[start Material for this exercise]

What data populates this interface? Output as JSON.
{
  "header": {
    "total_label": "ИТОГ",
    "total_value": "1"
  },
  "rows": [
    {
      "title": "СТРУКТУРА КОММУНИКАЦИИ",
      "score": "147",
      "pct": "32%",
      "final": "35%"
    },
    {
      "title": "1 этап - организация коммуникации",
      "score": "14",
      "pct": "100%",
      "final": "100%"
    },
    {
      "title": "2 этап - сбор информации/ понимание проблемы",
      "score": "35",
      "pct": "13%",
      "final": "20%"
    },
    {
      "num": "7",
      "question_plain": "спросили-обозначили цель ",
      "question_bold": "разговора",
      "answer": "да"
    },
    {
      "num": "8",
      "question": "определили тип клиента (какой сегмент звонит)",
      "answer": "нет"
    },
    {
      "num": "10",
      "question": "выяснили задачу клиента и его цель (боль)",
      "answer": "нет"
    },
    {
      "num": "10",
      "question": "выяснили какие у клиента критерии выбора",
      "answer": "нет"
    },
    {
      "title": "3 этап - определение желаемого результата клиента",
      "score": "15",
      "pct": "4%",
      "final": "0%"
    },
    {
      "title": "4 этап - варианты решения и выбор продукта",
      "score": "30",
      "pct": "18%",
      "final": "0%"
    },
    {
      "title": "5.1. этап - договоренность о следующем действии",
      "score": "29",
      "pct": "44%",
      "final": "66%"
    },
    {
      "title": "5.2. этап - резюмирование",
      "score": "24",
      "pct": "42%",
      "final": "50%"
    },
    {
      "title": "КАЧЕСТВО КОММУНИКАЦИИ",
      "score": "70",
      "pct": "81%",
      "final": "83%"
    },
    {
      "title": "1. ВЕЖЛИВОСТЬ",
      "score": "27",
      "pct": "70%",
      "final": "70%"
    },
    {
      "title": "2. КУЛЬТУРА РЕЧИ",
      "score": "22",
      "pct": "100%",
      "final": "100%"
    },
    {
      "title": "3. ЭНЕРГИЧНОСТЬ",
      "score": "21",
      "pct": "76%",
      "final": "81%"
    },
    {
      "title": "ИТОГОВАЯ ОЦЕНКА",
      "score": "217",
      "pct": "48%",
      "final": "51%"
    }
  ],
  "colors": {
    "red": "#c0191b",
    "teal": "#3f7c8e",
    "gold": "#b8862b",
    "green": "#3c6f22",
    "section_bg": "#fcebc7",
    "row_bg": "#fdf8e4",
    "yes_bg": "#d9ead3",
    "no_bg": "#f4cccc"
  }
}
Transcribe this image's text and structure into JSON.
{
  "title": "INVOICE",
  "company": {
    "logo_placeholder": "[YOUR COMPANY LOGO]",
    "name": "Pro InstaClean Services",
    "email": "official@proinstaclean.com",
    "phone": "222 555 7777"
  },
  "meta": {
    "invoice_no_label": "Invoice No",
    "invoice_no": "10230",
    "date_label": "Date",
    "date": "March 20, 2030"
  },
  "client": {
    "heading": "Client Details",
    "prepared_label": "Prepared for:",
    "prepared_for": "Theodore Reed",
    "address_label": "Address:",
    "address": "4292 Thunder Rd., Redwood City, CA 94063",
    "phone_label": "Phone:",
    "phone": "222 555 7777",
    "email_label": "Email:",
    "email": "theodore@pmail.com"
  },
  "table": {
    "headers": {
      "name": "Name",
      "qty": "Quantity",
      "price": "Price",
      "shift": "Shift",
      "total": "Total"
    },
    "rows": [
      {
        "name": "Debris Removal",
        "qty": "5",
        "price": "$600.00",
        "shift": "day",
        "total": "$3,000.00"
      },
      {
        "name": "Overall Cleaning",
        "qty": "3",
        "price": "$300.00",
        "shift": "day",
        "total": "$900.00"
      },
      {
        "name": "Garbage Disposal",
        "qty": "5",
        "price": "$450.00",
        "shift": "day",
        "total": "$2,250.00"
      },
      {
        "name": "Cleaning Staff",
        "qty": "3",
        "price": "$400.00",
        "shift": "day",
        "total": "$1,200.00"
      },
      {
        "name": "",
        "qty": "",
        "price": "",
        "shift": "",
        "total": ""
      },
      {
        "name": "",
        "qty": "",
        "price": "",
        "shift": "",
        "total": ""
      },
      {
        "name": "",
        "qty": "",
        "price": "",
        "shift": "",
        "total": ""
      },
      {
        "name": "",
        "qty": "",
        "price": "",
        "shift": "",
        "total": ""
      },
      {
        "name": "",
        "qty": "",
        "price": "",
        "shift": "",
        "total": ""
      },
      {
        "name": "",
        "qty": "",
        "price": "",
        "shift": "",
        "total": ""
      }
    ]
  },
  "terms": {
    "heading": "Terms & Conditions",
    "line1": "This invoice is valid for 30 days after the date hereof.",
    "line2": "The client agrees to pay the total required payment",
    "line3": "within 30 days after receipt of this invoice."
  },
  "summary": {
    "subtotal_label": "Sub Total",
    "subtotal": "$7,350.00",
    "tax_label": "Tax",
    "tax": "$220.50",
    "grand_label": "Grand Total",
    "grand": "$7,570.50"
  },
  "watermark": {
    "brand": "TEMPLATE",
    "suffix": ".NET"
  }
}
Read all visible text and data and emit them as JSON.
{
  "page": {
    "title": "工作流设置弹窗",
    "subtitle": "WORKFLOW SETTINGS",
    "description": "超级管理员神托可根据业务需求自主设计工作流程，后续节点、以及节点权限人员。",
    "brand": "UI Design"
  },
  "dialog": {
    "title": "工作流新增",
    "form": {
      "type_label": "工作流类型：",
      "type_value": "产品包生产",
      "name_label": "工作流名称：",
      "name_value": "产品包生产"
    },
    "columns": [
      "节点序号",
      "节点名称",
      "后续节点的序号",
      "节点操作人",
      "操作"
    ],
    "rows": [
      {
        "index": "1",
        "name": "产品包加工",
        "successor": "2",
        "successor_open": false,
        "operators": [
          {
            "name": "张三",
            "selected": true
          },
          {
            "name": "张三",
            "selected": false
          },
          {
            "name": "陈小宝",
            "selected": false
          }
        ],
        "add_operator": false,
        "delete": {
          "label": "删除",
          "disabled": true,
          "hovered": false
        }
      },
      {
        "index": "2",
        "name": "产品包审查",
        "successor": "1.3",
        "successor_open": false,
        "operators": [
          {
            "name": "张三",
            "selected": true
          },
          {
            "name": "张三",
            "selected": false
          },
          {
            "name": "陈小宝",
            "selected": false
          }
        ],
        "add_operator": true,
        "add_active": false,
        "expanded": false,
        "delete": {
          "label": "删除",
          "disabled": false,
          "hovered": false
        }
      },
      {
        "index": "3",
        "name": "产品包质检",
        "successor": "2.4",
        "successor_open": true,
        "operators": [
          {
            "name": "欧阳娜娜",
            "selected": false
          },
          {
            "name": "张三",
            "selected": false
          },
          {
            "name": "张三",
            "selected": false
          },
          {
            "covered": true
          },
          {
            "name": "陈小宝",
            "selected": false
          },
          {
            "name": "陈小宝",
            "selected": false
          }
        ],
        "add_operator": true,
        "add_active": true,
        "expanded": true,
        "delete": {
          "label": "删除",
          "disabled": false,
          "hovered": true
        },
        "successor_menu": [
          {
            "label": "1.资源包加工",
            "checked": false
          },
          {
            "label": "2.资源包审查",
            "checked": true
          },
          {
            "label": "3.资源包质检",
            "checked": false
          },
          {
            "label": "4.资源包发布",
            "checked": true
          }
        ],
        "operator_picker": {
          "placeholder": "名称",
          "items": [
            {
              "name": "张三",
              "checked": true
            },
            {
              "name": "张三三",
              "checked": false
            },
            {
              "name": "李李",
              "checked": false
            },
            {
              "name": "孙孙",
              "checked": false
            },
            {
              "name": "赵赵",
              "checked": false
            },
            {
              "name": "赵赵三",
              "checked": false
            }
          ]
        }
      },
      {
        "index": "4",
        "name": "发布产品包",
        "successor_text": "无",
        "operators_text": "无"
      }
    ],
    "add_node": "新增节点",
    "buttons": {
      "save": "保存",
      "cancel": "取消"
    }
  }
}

[end Material for this exercise]

§ Objective: Exactly how many lines in the data above contain the word "score"? Respond with the number and nothing more.

§ The reply: 12